▶ _Quoted passage_:
-------
On the Eave of Construction (III)

I’ve been making good progress on the drawing, and have reached a point where I am satisfied with where things are at. That doesn’t mean the drawing is perfect, but I feel I’ve absorbed some good lessons and further work on the drawing is more along the lines of making every last piece of timber aligned and to correct length, perhaps fleshing in the joinery details, etc., none of which would be categorized under ‘new things to learn’ or ‘necessary to complete’, so I’m not feeling compelled to follow through with those aspects at this time.

A look up at the hip corner:

Aa

The minoko, which is a drooping verge between the main roof plane and the fascia assembly at the gable end, characteristic of Japanese traditional architecture, was a bit tricky to deal with but I like the shape at this point and the underlying geometry seems correct:

B

At this stage, there is no box ridge drawn, so the termination of the minoko at the top is not quite as it should be, but I am not feeling compelled to finish that off right now.

There’s more to explore with the minoko aspect for sure, and it’s one of those areas of layout which is very poorly covered in the extant texts, most of which I own, so I am left to devise solutions as best I can given my knowledge of the software at this point. In any case, the drooping verge was something there was really no chance to draw cleanly in Sketchup, so it was exciting for me to be at long last able to render the shape, which is a complex one, without too much fussing about.
-------
▶ _Extracted material_:
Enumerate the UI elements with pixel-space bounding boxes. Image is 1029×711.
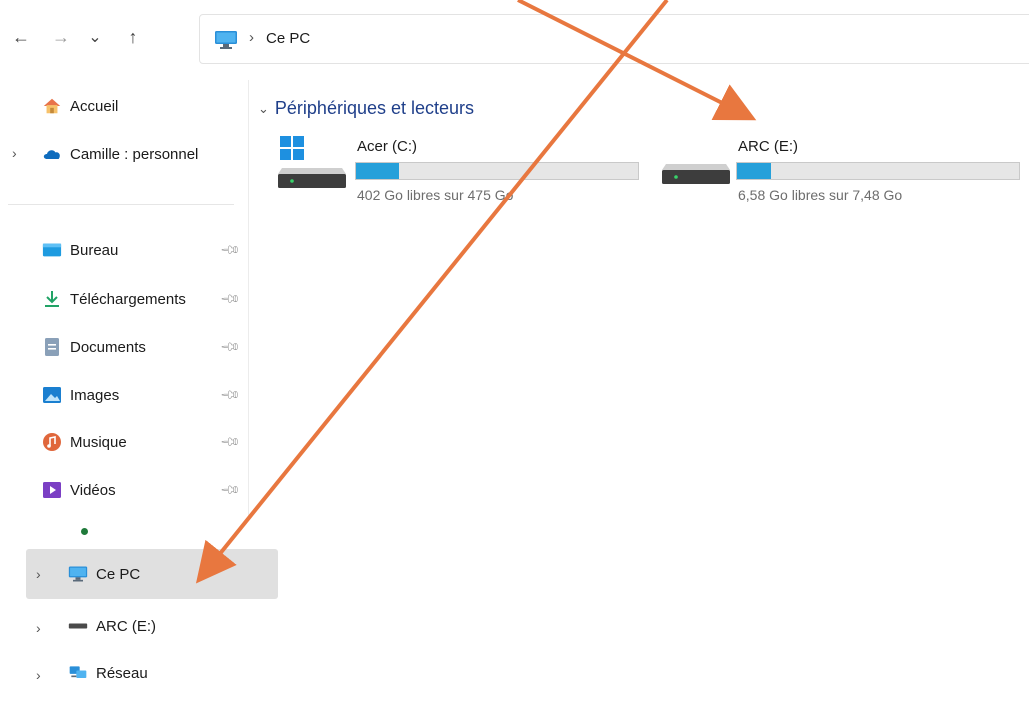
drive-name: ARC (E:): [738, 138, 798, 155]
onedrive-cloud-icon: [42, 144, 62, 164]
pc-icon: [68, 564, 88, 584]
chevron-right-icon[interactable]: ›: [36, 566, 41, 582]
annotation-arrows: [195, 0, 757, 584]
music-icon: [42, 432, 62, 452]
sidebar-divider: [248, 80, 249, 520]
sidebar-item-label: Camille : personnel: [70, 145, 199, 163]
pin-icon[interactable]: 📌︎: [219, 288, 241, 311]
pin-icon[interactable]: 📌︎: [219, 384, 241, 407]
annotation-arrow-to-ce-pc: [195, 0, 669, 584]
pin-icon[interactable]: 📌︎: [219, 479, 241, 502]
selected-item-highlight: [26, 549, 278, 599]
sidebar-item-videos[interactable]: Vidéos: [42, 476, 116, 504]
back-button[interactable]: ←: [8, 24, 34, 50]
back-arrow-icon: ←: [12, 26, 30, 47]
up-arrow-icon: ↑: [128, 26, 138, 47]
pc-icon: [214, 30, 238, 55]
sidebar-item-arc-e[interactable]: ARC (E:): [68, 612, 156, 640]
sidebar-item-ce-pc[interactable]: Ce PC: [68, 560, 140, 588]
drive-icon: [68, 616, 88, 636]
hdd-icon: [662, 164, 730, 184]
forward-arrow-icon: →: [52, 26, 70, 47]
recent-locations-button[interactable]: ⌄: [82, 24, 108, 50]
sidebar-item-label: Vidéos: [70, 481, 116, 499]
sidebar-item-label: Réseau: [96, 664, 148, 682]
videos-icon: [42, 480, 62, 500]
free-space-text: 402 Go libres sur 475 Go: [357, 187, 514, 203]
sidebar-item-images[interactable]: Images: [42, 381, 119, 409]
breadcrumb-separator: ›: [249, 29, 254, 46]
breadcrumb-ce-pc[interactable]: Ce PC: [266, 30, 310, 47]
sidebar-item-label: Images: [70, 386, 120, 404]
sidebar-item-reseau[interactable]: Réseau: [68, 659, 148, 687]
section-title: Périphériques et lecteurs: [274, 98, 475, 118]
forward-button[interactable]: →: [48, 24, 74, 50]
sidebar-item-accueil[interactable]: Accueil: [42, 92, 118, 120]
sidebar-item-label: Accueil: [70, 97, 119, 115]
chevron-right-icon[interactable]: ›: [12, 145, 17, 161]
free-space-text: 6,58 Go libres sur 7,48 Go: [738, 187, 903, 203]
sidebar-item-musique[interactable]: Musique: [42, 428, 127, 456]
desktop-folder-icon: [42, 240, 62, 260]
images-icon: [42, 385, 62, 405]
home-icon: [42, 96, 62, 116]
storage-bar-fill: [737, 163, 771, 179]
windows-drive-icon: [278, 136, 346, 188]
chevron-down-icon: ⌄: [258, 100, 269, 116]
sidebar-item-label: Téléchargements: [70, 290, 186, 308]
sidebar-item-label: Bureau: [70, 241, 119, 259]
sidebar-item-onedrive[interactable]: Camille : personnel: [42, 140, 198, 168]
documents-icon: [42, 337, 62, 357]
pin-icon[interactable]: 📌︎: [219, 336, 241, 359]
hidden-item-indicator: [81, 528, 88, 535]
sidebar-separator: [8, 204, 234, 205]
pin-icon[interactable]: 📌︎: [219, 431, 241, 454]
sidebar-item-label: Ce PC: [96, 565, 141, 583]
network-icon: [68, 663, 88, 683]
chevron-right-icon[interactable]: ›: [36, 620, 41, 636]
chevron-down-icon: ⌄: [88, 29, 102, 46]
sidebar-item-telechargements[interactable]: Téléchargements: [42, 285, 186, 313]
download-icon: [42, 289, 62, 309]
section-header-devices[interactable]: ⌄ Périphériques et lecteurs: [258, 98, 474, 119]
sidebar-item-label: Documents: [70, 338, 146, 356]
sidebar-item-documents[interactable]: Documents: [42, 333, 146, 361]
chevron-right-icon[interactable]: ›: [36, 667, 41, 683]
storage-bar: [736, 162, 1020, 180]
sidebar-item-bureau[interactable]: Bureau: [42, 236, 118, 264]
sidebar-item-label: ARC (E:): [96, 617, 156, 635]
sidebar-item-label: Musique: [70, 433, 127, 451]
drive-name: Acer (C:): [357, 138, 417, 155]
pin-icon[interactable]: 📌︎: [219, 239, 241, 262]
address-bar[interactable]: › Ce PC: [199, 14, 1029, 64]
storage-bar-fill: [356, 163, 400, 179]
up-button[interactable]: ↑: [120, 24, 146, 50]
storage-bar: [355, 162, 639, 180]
-------
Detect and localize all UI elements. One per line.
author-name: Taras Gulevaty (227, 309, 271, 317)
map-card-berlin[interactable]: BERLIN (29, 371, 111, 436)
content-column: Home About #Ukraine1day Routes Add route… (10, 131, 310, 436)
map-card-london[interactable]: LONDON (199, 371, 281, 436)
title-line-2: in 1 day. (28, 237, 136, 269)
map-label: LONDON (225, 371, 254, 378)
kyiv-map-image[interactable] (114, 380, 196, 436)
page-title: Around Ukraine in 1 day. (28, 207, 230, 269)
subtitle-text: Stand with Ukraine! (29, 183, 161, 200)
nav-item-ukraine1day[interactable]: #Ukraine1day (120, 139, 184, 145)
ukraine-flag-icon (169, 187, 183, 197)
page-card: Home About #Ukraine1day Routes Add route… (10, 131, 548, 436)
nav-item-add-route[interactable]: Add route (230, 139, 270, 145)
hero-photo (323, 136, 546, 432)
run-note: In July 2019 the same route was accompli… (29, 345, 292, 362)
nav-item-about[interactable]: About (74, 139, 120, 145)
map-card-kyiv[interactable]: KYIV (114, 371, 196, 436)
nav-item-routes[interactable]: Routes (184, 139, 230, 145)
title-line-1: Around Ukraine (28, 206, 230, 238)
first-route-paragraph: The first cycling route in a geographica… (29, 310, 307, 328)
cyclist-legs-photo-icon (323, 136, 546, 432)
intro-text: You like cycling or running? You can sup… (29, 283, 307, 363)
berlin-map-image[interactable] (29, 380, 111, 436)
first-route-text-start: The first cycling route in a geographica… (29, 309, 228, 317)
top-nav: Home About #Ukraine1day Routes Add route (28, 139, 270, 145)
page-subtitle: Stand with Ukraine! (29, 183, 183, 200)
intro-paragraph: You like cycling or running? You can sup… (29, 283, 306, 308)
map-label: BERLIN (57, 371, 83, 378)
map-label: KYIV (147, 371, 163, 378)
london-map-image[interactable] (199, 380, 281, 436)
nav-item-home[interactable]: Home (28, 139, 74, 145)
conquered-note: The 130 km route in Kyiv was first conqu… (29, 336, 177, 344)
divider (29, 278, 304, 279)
-------
▶ _Brief 1_: According to the drawing post, what is the minoko?
▶ _Brief 2_: Retype the part of the drawing post starting at "There’s more to" and ending at "much fussing about.".

▶ _Task answer 1_: A drooping verge between the main roof plane and the fascia assembly at the gable end, characteristic of Japanese traditional architecture.

▶ _Task answer 2_:
There’s more to explore with the minoko aspect for sure, and it’s one of those areas of layout which is very poorly covered in the extant texts, most of which I own, so I am left to devise solutions as best I can given my knowledge of the software at this point. In any case, the drooping verge was something there was really no chance to draw cleanly in Sketchup, so it was exciting for me to be at long last able to render the shape, which is a complex one, without too much fussing about.